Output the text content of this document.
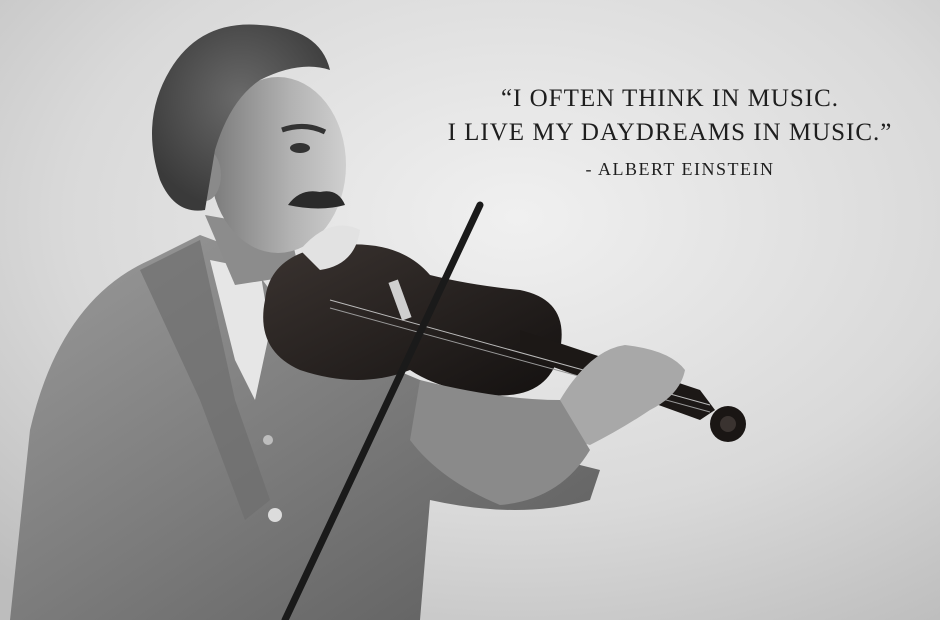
“I OFTEN THINK IN MUSIC.
I LIVE MY DAYDREAMS IN MUSIC.”
- ALBERT EINSTEIN
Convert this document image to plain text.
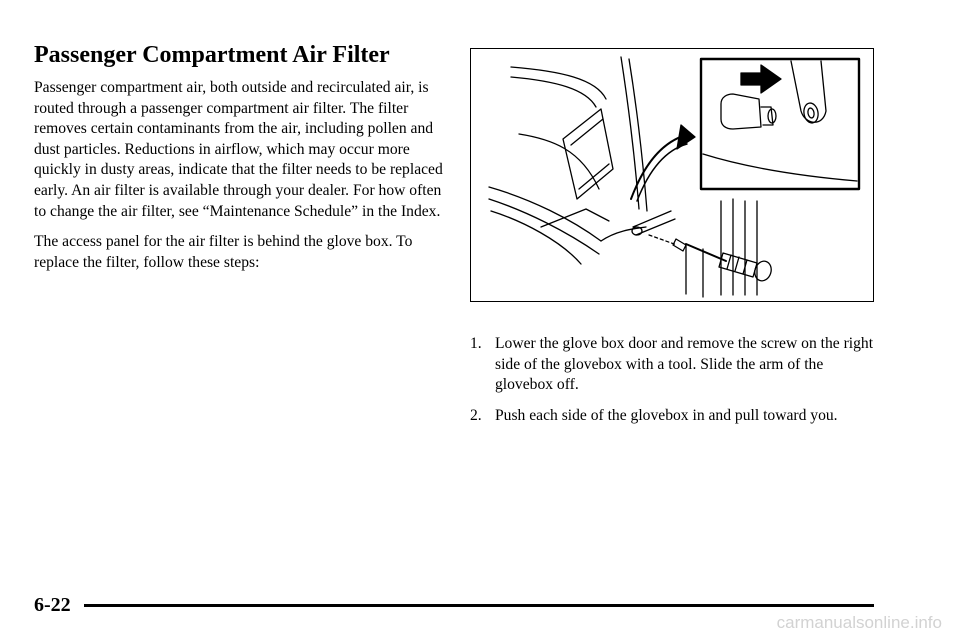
Passenger Compartment Air Filter

Passenger compartment air, both outside and recirculated air, is routed through a passenger compartment air filter. The filter removes certain contaminants from the air, including pollen and dust particles. Reductions in airflow, which may occur more quickly in dusty areas, indicate that the filter needs to be replaced early. An air filter is available through your dealer. For how often to change the air filter, see “Maintenance Schedule” in the Index.

The access panel for the air filter is behind the glove box. To replace the filter, follow these steps:

1. Lower the glove box door and remove the screw on the right side of the glovebox with a tool. Slide the arm of the glovebox off.
2. Push each side of the glovebox in and pull toward you.
6-22
carmanualsonline.info
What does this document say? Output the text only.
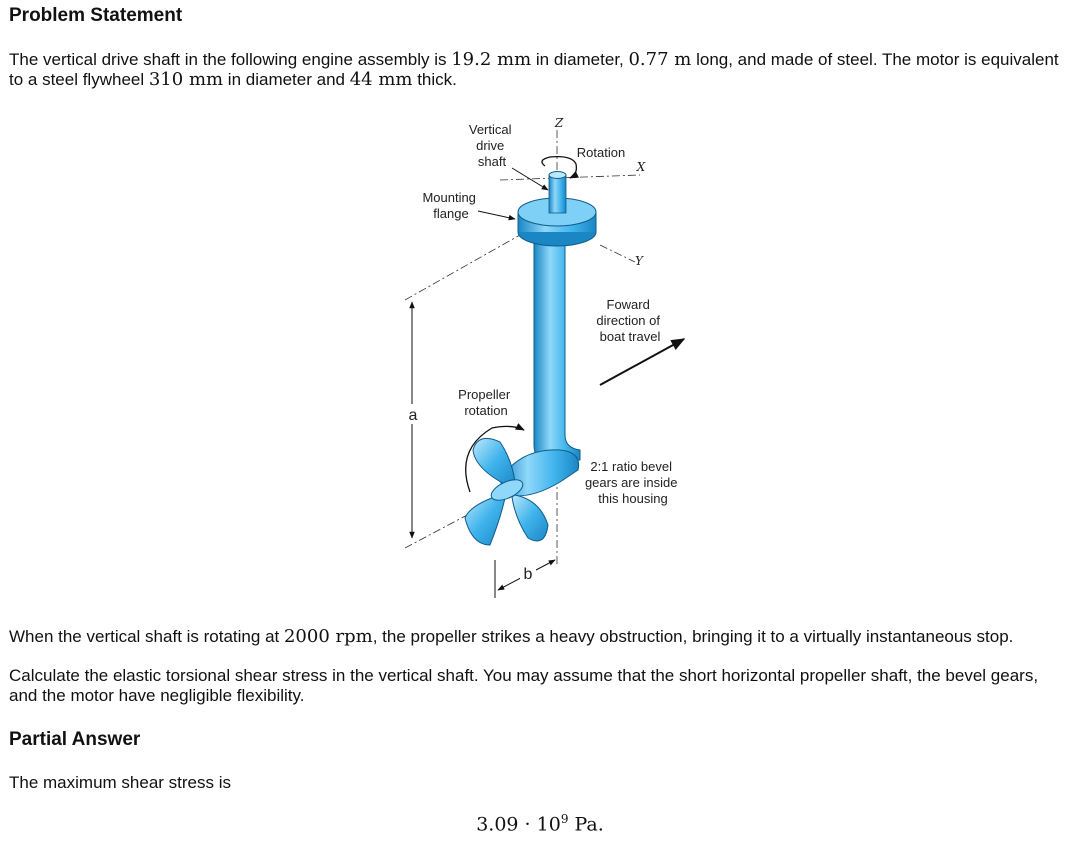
Problem Statement

The vertical drive shaft in the following engine assembly is 19.2 mm in diameter, 0.77 m long, and made of steel. The motor is equivalent to a steel flywheel 310 mm in diameter and 44 mm thick.

Vertical drive shaft
Mounting flange
Rotation
Z
X
Y
Foward direction of boat travel
Propeller rotation
a
b
2:1 ratio bevel gears are inside this housing

When the vertical shaft is rotating at 2000 rpm, the propeller strikes a heavy obstruction, bringing it to a virtually instantaneous stop.

Calculate the elastic torsional shear stress in the vertical shaft. You may assume that the short horizontal propeller shaft, the bevel gears, and the motor have negligible flexibility.

Partial Answer

The maximum shear stress is

$3.09 \cdot 10^9$ Pa.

* **To be done**
From the listing, copy every line where the string "MUSIC" appears.

* **Task result**
“I OFTEN THINK IN MUSIC.
I LIVE MY DAYDREAMS IN MUSIC.”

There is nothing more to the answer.